§ STATED TASK
Tally the lines that contain the string "ylabel" and give the number by itself.

[Extracts from a graphics dataset]
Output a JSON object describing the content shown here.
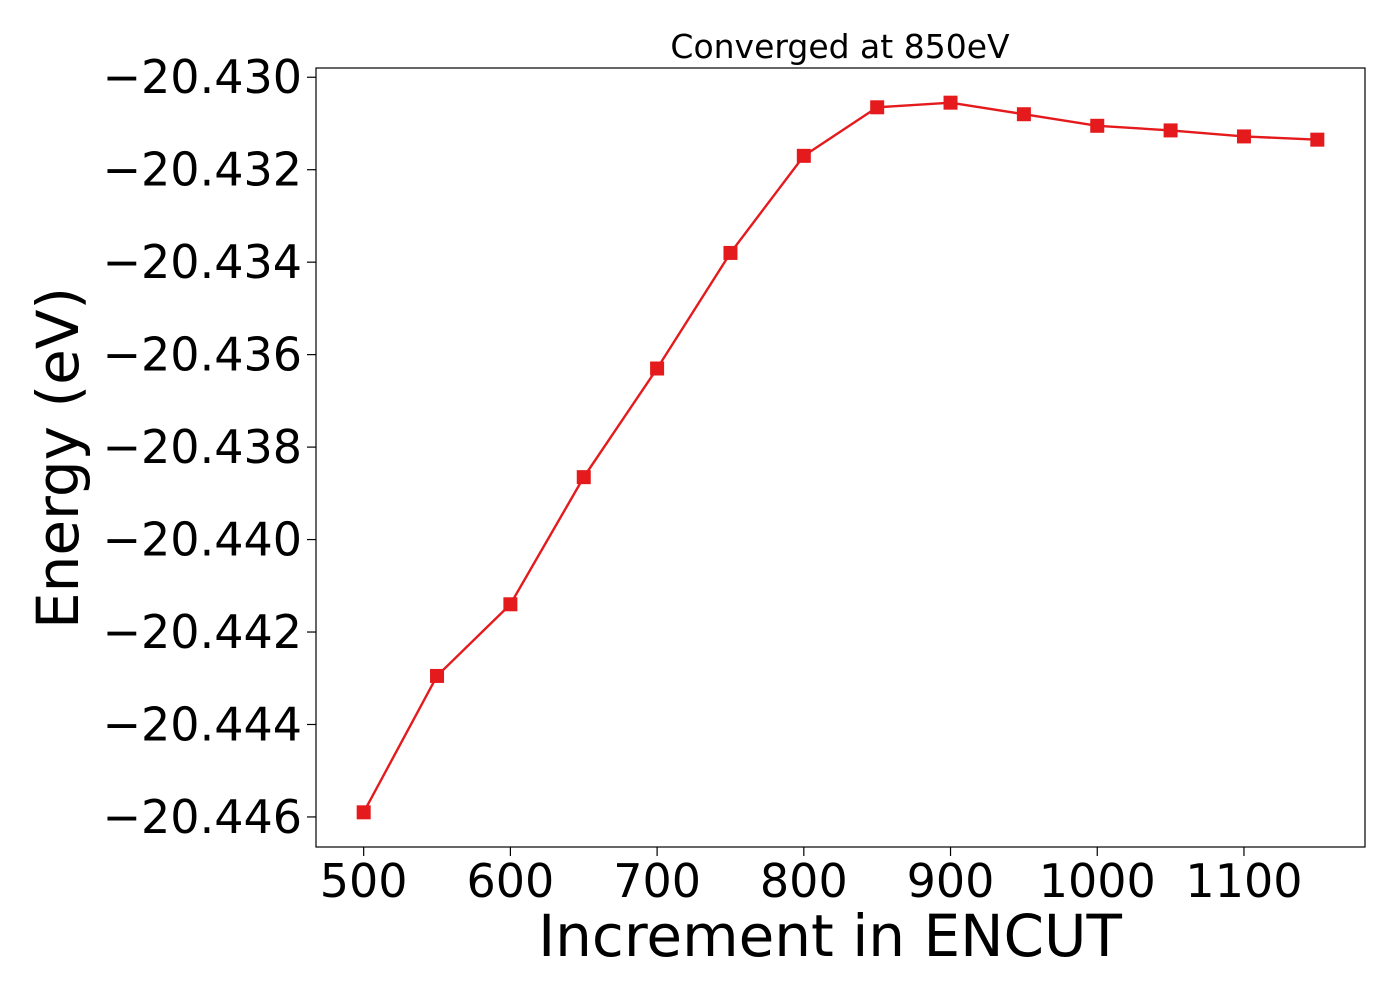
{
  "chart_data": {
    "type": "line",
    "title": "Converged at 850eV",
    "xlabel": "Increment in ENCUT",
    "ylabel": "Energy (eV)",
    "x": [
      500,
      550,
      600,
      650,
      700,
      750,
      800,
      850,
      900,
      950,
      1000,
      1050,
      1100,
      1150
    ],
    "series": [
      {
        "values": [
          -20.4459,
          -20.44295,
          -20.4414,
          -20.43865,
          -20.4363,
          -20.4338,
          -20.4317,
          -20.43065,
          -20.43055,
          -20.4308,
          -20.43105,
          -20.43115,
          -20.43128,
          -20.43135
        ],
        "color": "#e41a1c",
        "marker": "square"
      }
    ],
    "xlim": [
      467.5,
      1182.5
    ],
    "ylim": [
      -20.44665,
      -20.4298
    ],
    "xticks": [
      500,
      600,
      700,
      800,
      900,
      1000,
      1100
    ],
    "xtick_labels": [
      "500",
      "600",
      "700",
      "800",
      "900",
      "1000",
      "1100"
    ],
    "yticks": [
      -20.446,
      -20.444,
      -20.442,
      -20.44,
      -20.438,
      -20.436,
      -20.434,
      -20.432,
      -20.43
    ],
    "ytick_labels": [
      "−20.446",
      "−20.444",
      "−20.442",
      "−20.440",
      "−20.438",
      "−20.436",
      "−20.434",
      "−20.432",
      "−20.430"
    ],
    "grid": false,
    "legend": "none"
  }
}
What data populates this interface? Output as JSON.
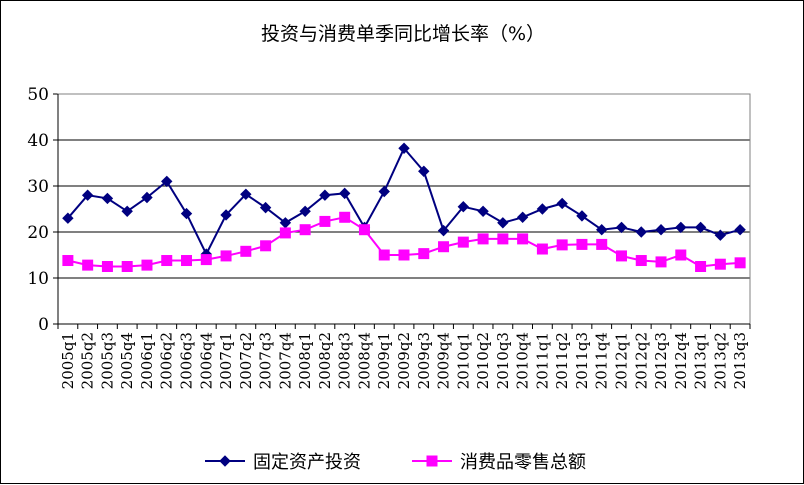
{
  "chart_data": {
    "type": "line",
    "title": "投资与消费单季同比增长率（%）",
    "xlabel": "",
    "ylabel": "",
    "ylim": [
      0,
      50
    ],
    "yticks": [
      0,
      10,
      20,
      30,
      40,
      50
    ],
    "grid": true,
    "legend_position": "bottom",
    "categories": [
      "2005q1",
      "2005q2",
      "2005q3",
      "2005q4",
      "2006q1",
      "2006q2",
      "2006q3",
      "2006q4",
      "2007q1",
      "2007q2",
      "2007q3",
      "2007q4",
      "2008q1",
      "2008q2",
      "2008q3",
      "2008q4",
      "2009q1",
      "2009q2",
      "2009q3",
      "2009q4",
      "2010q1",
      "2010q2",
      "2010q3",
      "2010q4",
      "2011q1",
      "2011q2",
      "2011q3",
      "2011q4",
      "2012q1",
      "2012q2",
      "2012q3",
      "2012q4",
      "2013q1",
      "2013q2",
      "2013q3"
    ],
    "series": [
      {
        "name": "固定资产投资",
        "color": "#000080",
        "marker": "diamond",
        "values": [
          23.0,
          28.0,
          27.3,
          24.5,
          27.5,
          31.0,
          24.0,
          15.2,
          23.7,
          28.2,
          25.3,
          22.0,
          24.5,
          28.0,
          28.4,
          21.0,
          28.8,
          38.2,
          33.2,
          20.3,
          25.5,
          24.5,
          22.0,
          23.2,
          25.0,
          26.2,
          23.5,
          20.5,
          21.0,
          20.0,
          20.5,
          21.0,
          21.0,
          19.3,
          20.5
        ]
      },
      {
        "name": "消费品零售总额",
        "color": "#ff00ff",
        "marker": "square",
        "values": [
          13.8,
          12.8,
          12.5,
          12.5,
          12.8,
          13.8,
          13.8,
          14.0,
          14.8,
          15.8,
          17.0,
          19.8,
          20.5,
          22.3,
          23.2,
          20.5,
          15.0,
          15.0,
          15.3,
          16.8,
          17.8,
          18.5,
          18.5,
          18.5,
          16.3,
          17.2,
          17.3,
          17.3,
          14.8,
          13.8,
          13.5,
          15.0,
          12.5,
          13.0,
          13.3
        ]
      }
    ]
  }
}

---

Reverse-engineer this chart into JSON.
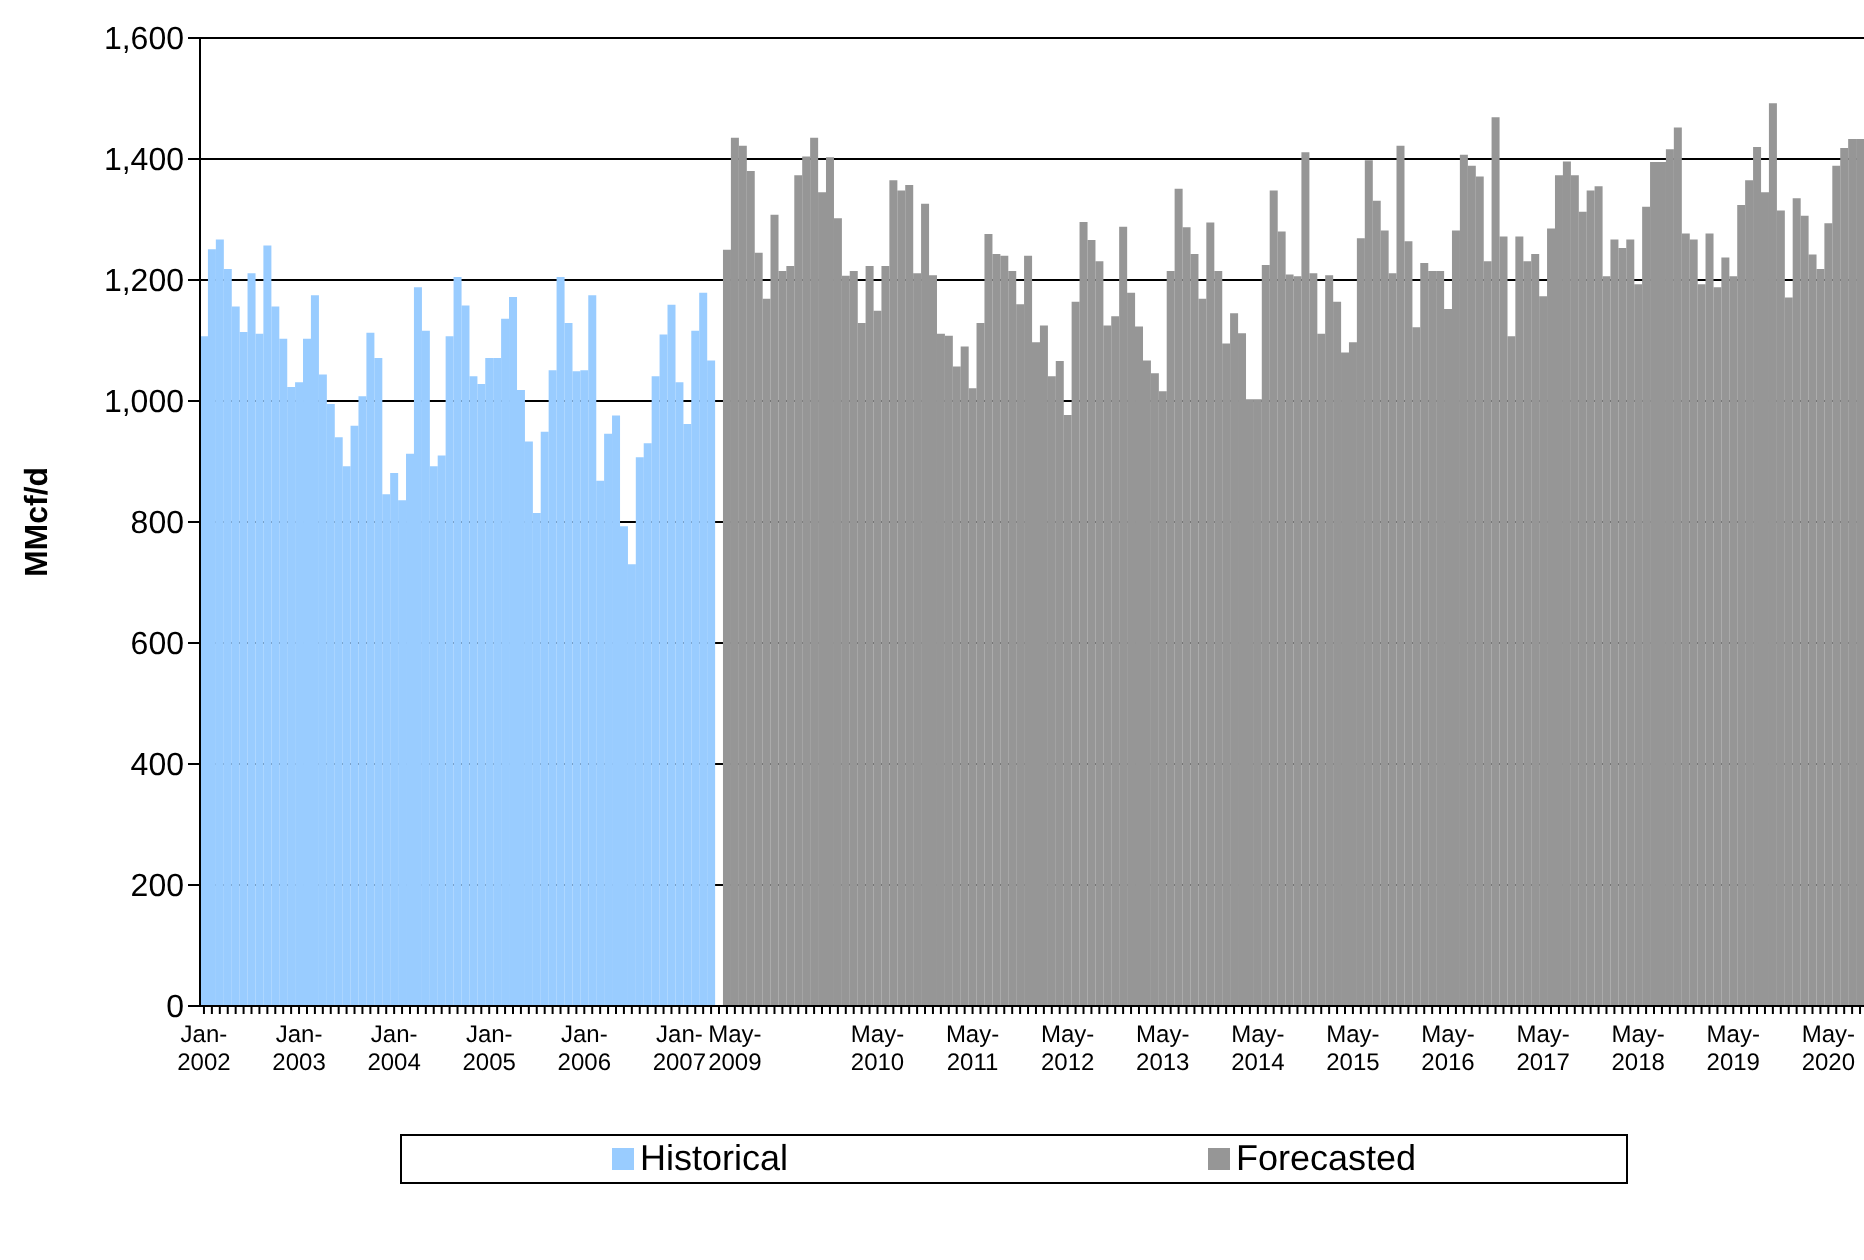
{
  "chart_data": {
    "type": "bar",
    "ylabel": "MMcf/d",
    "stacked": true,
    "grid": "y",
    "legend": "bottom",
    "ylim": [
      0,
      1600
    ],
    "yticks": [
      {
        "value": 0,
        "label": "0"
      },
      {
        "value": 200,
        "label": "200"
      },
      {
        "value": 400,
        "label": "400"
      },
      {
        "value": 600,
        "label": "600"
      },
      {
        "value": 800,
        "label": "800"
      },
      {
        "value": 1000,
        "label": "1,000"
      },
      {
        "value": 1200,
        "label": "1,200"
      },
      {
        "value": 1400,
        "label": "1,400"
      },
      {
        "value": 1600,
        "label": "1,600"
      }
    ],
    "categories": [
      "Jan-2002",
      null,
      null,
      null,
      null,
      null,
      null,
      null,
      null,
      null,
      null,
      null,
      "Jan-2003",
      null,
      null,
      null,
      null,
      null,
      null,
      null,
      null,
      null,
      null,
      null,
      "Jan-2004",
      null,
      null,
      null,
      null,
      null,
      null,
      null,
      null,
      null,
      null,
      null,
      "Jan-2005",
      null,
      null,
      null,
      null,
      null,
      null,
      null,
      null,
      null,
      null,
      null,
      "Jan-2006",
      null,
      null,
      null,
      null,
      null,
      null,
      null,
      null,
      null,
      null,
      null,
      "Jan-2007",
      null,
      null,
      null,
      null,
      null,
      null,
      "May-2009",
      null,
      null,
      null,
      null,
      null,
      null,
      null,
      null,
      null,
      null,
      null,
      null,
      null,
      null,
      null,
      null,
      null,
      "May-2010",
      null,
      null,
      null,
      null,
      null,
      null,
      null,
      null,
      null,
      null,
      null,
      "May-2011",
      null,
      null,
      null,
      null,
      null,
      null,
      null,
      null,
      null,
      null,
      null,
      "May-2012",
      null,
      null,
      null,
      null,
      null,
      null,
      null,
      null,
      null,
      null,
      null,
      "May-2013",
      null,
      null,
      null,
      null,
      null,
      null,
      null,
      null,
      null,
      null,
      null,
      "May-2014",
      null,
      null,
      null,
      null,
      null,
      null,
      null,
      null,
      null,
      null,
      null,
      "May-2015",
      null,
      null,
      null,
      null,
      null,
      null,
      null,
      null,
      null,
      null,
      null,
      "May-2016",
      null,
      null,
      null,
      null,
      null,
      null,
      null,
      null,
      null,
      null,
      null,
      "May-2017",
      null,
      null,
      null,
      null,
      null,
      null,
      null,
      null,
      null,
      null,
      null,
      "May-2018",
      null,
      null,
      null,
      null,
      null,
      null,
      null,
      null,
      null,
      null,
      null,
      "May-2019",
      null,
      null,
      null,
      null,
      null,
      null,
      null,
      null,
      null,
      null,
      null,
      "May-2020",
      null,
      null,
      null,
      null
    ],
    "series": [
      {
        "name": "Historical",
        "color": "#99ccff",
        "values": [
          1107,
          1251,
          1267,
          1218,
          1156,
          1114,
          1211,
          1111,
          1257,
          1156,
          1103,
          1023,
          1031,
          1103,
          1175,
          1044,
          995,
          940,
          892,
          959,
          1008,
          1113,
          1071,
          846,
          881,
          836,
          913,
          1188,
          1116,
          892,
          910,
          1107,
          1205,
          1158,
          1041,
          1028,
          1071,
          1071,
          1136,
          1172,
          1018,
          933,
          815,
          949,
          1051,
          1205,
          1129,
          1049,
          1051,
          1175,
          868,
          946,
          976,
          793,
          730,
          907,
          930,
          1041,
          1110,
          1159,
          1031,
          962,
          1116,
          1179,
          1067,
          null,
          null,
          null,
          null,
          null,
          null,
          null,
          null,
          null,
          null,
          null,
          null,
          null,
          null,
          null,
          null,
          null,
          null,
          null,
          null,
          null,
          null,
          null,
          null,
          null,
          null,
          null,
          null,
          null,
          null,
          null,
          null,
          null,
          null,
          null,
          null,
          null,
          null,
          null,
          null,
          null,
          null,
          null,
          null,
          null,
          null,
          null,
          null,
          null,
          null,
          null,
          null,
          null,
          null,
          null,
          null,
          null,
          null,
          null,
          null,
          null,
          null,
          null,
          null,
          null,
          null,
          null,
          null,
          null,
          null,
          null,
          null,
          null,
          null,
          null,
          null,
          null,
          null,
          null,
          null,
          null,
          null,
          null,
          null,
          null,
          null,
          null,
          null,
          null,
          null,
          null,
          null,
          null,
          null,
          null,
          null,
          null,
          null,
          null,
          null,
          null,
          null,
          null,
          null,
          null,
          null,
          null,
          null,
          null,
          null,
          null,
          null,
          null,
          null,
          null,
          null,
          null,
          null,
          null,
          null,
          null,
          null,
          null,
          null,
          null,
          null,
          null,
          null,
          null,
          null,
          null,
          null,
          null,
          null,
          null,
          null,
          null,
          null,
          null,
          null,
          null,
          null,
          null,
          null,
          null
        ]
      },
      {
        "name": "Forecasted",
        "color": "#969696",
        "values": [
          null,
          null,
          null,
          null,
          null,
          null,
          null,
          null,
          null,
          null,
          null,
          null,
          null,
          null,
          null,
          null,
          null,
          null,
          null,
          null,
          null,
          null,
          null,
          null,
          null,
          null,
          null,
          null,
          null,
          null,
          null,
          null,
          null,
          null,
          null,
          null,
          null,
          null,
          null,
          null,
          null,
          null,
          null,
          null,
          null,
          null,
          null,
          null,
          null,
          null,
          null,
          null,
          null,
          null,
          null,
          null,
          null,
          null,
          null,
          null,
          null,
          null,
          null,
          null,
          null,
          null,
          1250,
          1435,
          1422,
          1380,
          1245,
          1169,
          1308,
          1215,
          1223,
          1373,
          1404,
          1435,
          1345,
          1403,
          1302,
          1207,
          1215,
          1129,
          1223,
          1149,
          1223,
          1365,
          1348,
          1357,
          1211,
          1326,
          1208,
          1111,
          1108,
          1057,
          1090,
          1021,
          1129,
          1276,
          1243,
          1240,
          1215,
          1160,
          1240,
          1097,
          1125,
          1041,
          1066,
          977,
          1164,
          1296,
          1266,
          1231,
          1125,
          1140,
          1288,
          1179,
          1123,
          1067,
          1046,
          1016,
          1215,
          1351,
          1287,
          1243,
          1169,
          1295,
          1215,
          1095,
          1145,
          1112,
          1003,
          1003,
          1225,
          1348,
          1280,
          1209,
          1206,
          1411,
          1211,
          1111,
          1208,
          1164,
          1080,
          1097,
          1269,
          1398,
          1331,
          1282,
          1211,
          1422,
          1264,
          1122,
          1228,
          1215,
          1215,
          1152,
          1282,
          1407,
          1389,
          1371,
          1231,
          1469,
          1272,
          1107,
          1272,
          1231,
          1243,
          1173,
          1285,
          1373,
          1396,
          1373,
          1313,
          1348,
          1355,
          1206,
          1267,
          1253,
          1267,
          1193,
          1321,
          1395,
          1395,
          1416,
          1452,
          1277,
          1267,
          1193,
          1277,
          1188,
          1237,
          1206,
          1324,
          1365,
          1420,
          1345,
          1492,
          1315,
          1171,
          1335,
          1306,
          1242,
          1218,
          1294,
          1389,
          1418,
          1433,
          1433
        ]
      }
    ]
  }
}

§ OUTPUT FOR THIS EXERCISE
3